-- START INPUT ROWS --

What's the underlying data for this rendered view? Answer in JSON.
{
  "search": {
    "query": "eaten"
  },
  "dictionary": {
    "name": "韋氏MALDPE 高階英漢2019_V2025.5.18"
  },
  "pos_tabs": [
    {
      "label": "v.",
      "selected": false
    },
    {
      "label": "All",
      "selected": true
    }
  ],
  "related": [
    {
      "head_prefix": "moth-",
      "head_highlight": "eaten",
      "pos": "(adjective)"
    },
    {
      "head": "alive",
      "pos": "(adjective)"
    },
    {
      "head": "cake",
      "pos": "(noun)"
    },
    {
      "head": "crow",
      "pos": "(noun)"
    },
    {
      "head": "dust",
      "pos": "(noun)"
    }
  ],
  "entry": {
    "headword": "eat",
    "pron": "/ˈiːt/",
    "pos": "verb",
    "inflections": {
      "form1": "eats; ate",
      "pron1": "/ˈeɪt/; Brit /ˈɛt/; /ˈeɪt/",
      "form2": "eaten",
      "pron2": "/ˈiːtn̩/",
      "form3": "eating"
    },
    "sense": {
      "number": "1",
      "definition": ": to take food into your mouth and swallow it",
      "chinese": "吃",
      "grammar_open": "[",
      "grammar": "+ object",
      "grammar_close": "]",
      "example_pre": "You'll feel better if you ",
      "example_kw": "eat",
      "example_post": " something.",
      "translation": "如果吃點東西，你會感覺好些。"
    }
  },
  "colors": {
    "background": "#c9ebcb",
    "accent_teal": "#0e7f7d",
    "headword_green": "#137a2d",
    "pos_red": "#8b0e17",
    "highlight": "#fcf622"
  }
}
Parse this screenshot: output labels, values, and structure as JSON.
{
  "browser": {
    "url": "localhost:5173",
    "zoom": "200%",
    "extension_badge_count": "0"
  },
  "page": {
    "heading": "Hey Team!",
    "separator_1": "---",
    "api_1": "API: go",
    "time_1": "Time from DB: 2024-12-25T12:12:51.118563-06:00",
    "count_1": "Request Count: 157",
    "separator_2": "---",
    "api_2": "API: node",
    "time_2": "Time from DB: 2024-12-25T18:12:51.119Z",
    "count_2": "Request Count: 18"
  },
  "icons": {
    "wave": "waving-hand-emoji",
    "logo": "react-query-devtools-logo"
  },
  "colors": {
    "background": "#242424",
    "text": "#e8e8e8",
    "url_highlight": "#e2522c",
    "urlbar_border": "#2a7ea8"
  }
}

-- END INPUT ROWS --

EXERCISE PROMPT
Copy each line of the data above without altering a single character.

RESULT OF THIS TASK
What's the underlying data for this rendered view? Answer in JSON.
{
  "search": {
    "query": "eaten"
  },
  "dictionary": {
    "name": "韋氏MALDPE 高階英漢2019_V2025.5.18"
  },
  "pos_tabs": [
    {
      "label": "v.",
      "selected": false
    },
    {
      "label": "All",
      "selected": true
    }
  ],
  "related": [
    {
      "head_prefix": "moth-",
      "head_highlight": "eaten",
      "pos": "(adjective)"
    },
    {
      "head": "alive",
      "pos": "(adjective)"
    },
    {
      "head": "cake",
      "pos": "(noun)"
    },
    {
      "head": "crow",
      "pos": "(noun)"
    },
    {
      "head": "dust",
      "pos": "(noun)"
    }
  ],
  "entry": {
    "headword": "eat",
    "pron": "/ˈiːt/",
    "pos": "verb",
    "inflections": {
      "form1": "eats; ate",
      "pron1": "/ˈeɪt/; Brit /ˈɛt/; /ˈeɪt/",
      "form2": "eaten",
      "pron2": "/ˈiːtn̩/",
      "form3": "eating"
    },
    "sense": {
      "number": "1",
      "definition": ": to take food into your mouth and swallow it",
      "chinese": "吃",
      "grammar_open": "[",
      "grammar": "+ object",
      "grammar_close": "]",
      "example_pre": "You'll feel better if you ",
      "example_kw": "eat",
      "example_post": " something.",
      "translation": "如果吃點東西，你會感覺好些。"
    }
  },
  "colors": {
    "background": "#c9ebcb",
    "accent_teal": "#0e7f7d",
    "headword_green": "#137a2d",
    "pos_red": "#8b0e17",
    "highlight": "#fcf622"
  }
}
Parse this screenshot: output labels, values, and structure as JSON.
{
  "browser": {
    "url": "localhost:5173",
    "zoom": "200%",
    "extension_badge_count": "0"
  },
  "page": {
    "heading": "Hey Team!",
    "separator_1": "---",
    "api_1": "API: go",
    "time_1": "Time from DB: 2024-12-25T12:12:51.118563-06:00",
    "count_1": "Request Count: 157",
    "separator_2": "---",
    "api_2": "API: node",
    "time_2": "Time from DB: 2024-12-25T18:12:51.119Z",
    "count_2": "Request Count: 18"
  },
  "icons": {
    "wave": "waving-hand-emoji",
    "logo": "react-query-devtools-logo"
  },
  "colors": {
    "background": "#242424",
    "text": "#e8e8e8",
    "url_highlight": "#e2522c",
    "urlbar_border": "#2a7ea8"
  }
}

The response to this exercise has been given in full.